**** Data extract

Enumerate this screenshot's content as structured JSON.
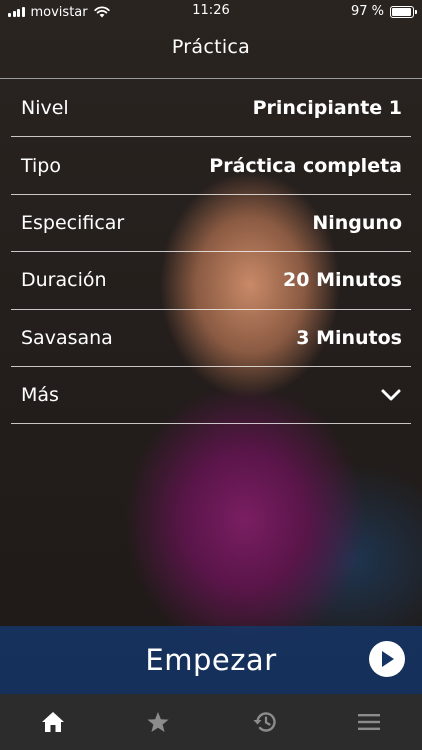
{
  "status_bar": {
    "carrier": "movistar",
    "time": "11:26",
    "battery_text": "97 %",
    "battery_level": 0.97
  },
  "nav": {
    "title": "Práctica"
  },
  "settings": [
    {
      "label": "Nivel",
      "value": "Principiante 1"
    },
    {
      "label": "Tipo",
      "value": "Práctica completa"
    },
    {
      "label": "Especificar",
      "value": "Ninguno"
    },
    {
      "label": "Duración",
      "value": "20 Minutos"
    },
    {
      "label": "Savasana",
      "value": "3 Minutos"
    },
    {
      "label": "Más",
      "icon": "chevron-down-icon"
    }
  ],
  "start": {
    "label": "Empezar",
    "icon": "play-icon"
  },
  "tabs": [
    {
      "name": "home",
      "icon": "home-icon",
      "active": true
    },
    {
      "name": "favorites",
      "icon": "star-icon",
      "active": false
    },
    {
      "name": "history",
      "icon": "history-icon",
      "active": false
    },
    {
      "name": "menu",
      "icon": "menu-icon",
      "active": false
    }
  ],
  "colors": {
    "start_bar": "#143464",
    "tab_bar": "#2c2c2c",
    "tab_active": "#ffffff",
    "tab_inactive": "#8c8c8c"
  }
}
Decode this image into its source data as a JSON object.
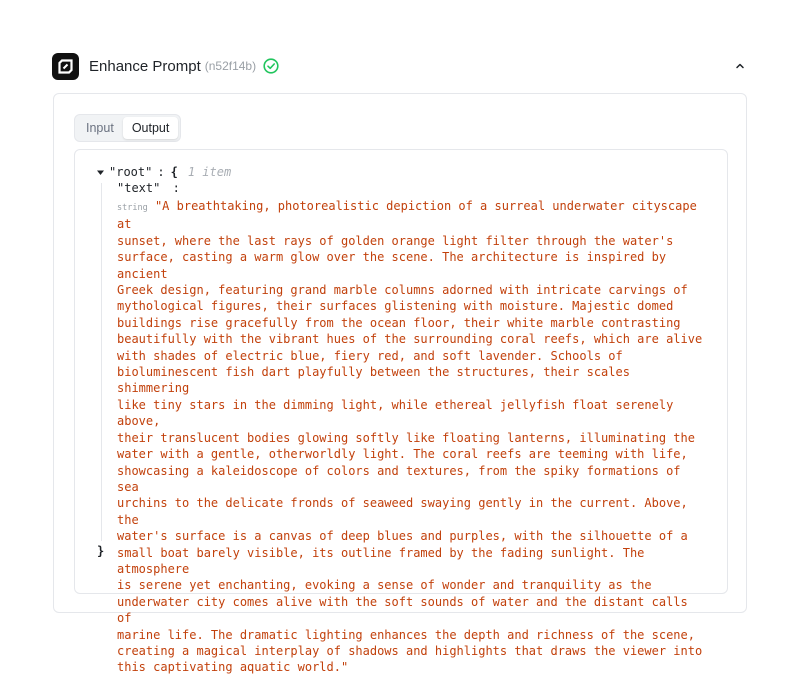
{
  "header": {
    "title": "Enhance Prompt",
    "node_id": "(n52f14b)",
    "status": "success"
  },
  "tabs": [
    {
      "label": "Input",
      "active": false
    },
    {
      "label": "Output",
      "active": true
    }
  ],
  "output": {
    "root_key": "\"root\"",
    "colon": ":",
    "open_brace": "{",
    "item_count": "1 item",
    "key": "\"text\"",
    "type": "string",
    "value_lines": [
      "\"A breathtaking, photorealistic depiction of a surreal underwater cityscape at",
      "sunset, where the last rays of golden orange light filter through the water's",
      "surface, casting a warm glow over the scene. The architecture is inspired by ancient",
      "Greek design, featuring grand marble columns adorned with intricate carvings of",
      "mythological figures, their surfaces glistening with moisture. Majestic domed",
      "buildings rise gracefully from the ocean floor, their white marble contrasting",
      "beautifully with the vibrant hues of the surrounding coral reefs, which are alive",
      "with shades of electric blue, fiery red, and soft lavender. Schools of",
      "bioluminescent fish dart playfully between the structures, their scales shimmering",
      "like tiny stars in the dimming light, while ethereal jellyfish float serenely above,",
      "their translucent bodies glowing softly like floating lanterns, illuminating the",
      "water with a gentle, otherworldly light. The coral reefs are teeming with life,",
      "showcasing a kaleidoscope of colors and textures, from the spiky formations of sea",
      "urchins to the delicate fronds of seaweed swaying gently in the current. Above, the",
      "water's surface is a canvas of deep blues and purples, with the silhouette of a",
      "small boat barely visible, its outline framed by the fading sunlight. The atmosphere",
      "is serene yet enchanting, evoking a sense of wonder and tranquility as the",
      "underwater city comes alive with the soft sounds of water and the distant calls of",
      "marine life. The dramatic lighting enhances the depth and richness of the scene,",
      "creating a magical interplay of shadows and highlights that draws the viewer into",
      "this captivating aquatic world.\""
    ],
    "close_brace": "}"
  },
  "colors": {
    "string_value": "#c2410c",
    "success": "#22c55e",
    "logo_bg": "#111111"
  },
  "icons": {
    "logo": "app-logo-icon",
    "status": "check-circle-icon",
    "collapse": "chevron-up-icon",
    "expand": "caret-down-icon"
  }
}
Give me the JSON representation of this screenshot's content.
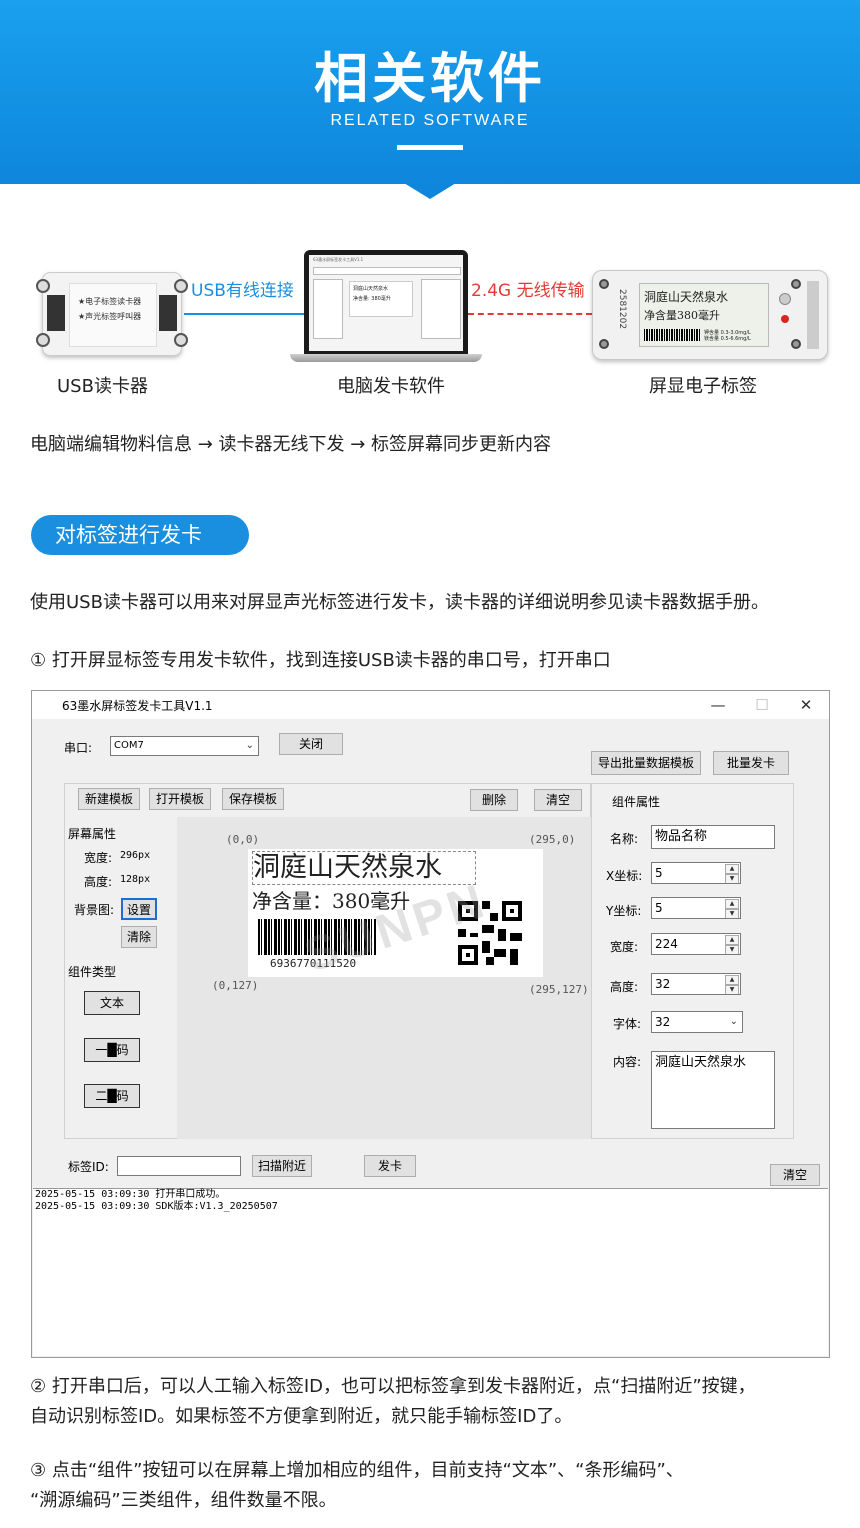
{
  "banner": {
    "title": "相关软件",
    "subtitle": "RELATED SOFTWARE"
  },
  "hardware": {
    "reader_panel_lines": [
      "★电子标签读卡器",
      "★声光标签呼叫器"
    ],
    "link_usb_label": "USB有线连接",
    "link_rf_label": "2.4G 无线传输",
    "captions": [
      "USB读卡器",
      "电脑发卡软件",
      "屏显电子标签"
    ],
    "tag_screen": {
      "line1": "洞庭山天然泉水",
      "line2": "净含量380毫升",
      "mini_lines": [
        "钾含量 0.3-3.0mg/L",
        "镁含量 0.5-6.6mg/L"
      ],
      "serial": "2581202"
    },
    "laptop_card_lines": [
      "洞庭山天然泉水",
      "净含量: 380毫升"
    ]
  },
  "flow_text": "电脑端编辑物料信息 → 读卡器无线下发 → 标签屏幕同步更新内容",
  "section_pill": "对标签进行发卡",
  "paragraphs": {
    "p1": "使用USB读卡器可以用来对屏显声光标签进行发卡，读卡器的详细说明参见读卡器数据手册。",
    "p2": "① 打开屏显标签专用发卡软件，找到连接USB读卡器的串口号，打开串口",
    "p3a": "② 打开串口后，可以人工输入标签ID，也可以把标签拿到发卡器附近，点“扫描附近”按键，",
    "p3b": "自动识别标签ID。如果标签不方便拿到附近，就只能手输标签ID了。",
    "p4a": "③ 点击“组件”按钮可以在屏幕上增加相应的组件，目前支持“文本”、“条形编码”、",
    "p4b": "“溯源编码”三类组件，组件数量不限。"
  },
  "app": {
    "title": "63墨水屏标签发卡工具V1.1",
    "window_controls": [
      "—",
      "☐",
      "✕"
    ],
    "serial_label": "串口:",
    "serial_value": "COM7",
    "close_btn": "关闭",
    "export_btn": "导出批量数据模板",
    "batch_btn": "批量发卡",
    "toolbar": {
      "new_template": "新建模板",
      "open_template": "打开模板",
      "save_template": "保存模板",
      "delete": "删除",
      "clear": "清空"
    },
    "screen_props": {
      "heading": "屏幕属性",
      "width_label": "宽度:",
      "width_value": "296px",
      "height_label": "高度:",
      "height_value": "128px",
      "bg_label": "背景图:",
      "set_btn": "设置",
      "clear_btn": "清除"
    },
    "component_types": {
      "heading": "组件类型",
      "text_btn": "文本",
      "barcode_btn": "一█码",
      "qrcode_btn": "二█码"
    },
    "canvas": {
      "coord_tl": "(0,0)",
      "coord_tr": "(295,0)",
      "coord_bl": "(0,127)",
      "coord_br": "(295,127)",
      "line1": "洞庭山天然泉水",
      "line2": "净含量：380毫升",
      "barcode_number": "6936770111520",
      "watermark": "SUNPN"
    },
    "component_props": {
      "heading": "组件属性",
      "name_label": "名称:",
      "name_value": "物品名称",
      "x_label": "X坐标:",
      "x_value": "5",
      "y_label": "Y坐标:",
      "y_value": "5",
      "width_label": "宽度:",
      "width_value": "224",
      "height_label": "高度:",
      "height_value": "32",
      "font_label": "字体:",
      "font_value": "32",
      "content_label": "内容:",
      "content_value": "洞庭山天然泉水"
    },
    "tag_id_label": "标签ID:",
    "tag_id_value": "",
    "scan_btn": "扫描附近",
    "issue_btn": "发卡",
    "clear_log_btn": "清空",
    "log_lines": [
      "2025-05-15 03:09:30 打开串口成功。",
      "2025-05-15 03:09:30 SDK版本:V1.3_20250507"
    ]
  }
}
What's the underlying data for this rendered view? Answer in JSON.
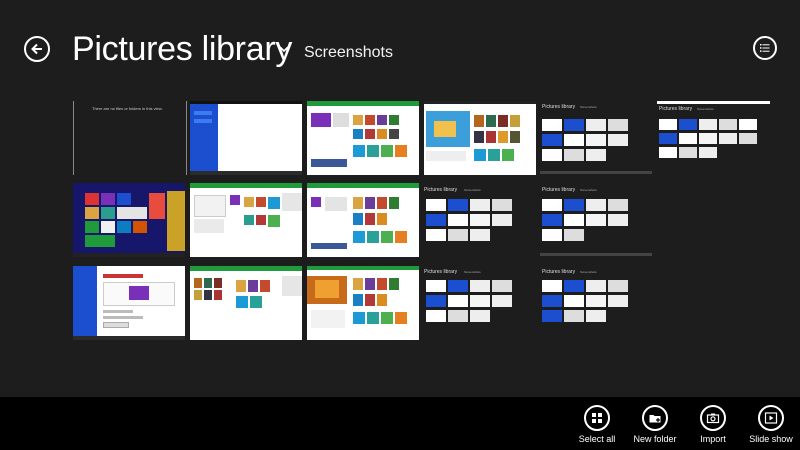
{
  "header": {
    "title": "Pictures library",
    "subtitle": "Screenshots"
  },
  "thumbnails": [
    {
      "caption": "There are no files or folders in this view."
    },
    {
      "caption": ""
    },
    {
      "caption": ""
    },
    {
      "caption": ""
    },
    {
      "caption": "Pictures library",
      "sub": "Screenshots"
    },
    {
      "caption": "Pictures library",
      "sub": "Screenshots"
    },
    {
      "caption": ""
    },
    {
      "caption": ""
    },
    {
      "caption": ""
    },
    {
      "caption": "Pictures library",
      "sub": "Screenshots"
    },
    {
      "caption": "Pictures library",
      "sub": "Screenshots"
    },
    {
      "caption": ""
    },
    {
      "caption": ""
    },
    {
      "caption": ""
    },
    {
      "caption": "Pictures library",
      "sub": "Screenshots"
    },
    {
      "caption": "Pictures library",
      "sub": "Screenshots"
    }
  ],
  "app_bar": {
    "select_all": "Select all",
    "new_folder": "New folder",
    "import": "Import",
    "slide_show": "Slide show"
  },
  "icons": {
    "back": "back-arrow-icon",
    "view_list": "list-view-icon",
    "select_all": "grid-icon",
    "new_folder": "folder-add-icon",
    "import": "camera-import-icon",
    "slide_show": "play-icon"
  },
  "colors": {
    "background": "#1d1d1d",
    "app_bar": "#000000",
    "store_green": "#1f9b3c",
    "start_blue": "#1b4fd0",
    "accent_purple": "#7a2fb8"
  }
}
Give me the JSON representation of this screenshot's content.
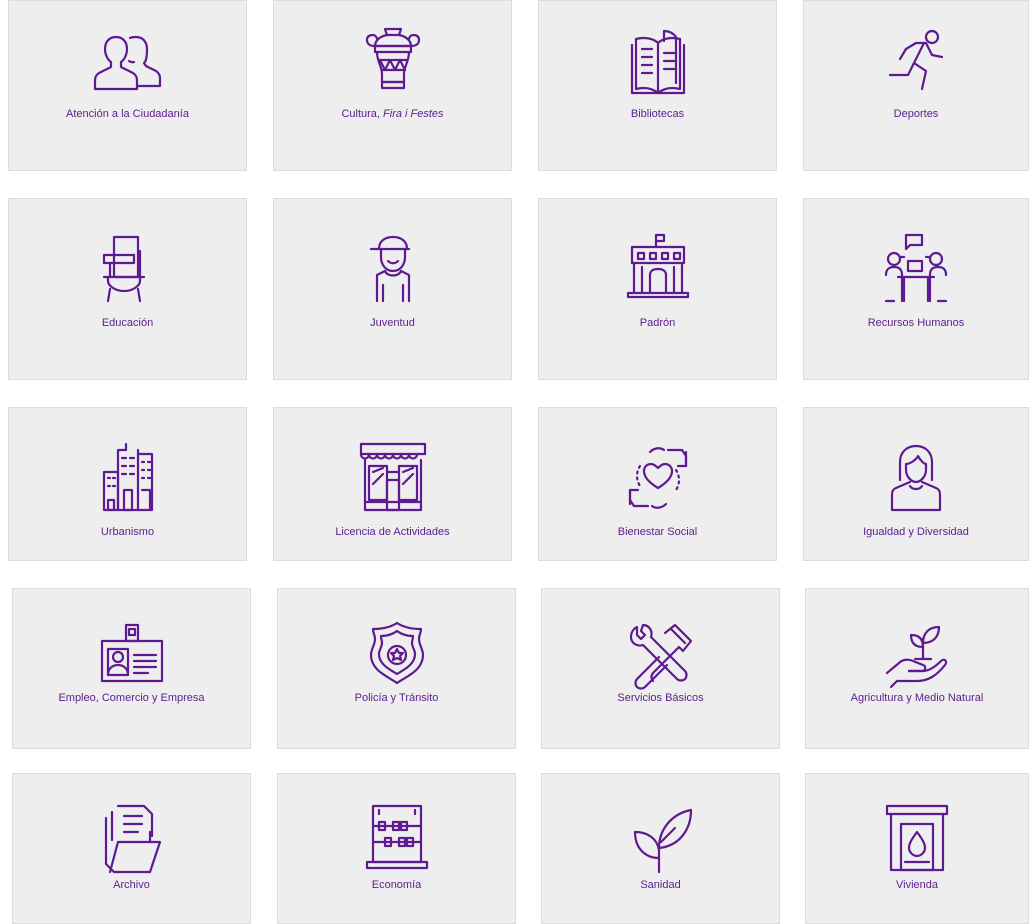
{
  "colors": {
    "accent": "#5e1a91",
    "tile_bg": "#efeeef",
    "label": "#5a1d8c"
  },
  "tiles": [
    {
      "label": "Atención a la Ciudadanía",
      "icon": "people-icon"
    },
    {
      "label": "Cultura, ",
      "label_em": "Fira i Festes",
      "icon": "vase-icon"
    },
    {
      "label": "Bibliotecas",
      "icon": "book-icon"
    },
    {
      "label": "Deportes",
      "icon": "runner-icon"
    },
    {
      "label": "Educación",
      "icon": "school-desk-icon"
    },
    {
      "label": "Juventud",
      "icon": "young-person-icon"
    },
    {
      "label": "Padrón",
      "icon": "town-hall-icon"
    },
    {
      "label": "Recursos Humanos",
      "icon": "meeting-icon"
    },
    {
      "label": "Urbanismo",
      "icon": "buildings-icon"
    },
    {
      "label": "Licencia de Actividades",
      "icon": "shop-icon"
    },
    {
      "label": "Bienestar Social",
      "icon": "hands-heart-icon"
    },
    {
      "label": "Igualdad y Diversidad",
      "icon": "woman-icon"
    },
    {
      "label": "Empleo, Comercio y Empresa",
      "icon": "id-badge-icon"
    },
    {
      "label": "Policía y Tránsito",
      "icon": "police-badge-icon"
    },
    {
      "label": "Servicios Básicos",
      "icon": "tools-icon"
    },
    {
      "label": "Agricultura y Medio Natural",
      "icon": "hand-plant-icon"
    },
    {
      "label": "Archivo",
      "icon": "folder-icon"
    },
    {
      "label": "Economía",
      "icon": "abacus-icon"
    },
    {
      "label": "Sanidad",
      "icon": "sprout-icon"
    },
    {
      "label": "Vivienda",
      "icon": "fireplace-icon"
    }
  ]
}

********

Exercise objective: Find the word "down" in the data and show each line that holds it.

Full output:
      "icon": "chevron-down-icon"
    "expand": "caret-down-icon"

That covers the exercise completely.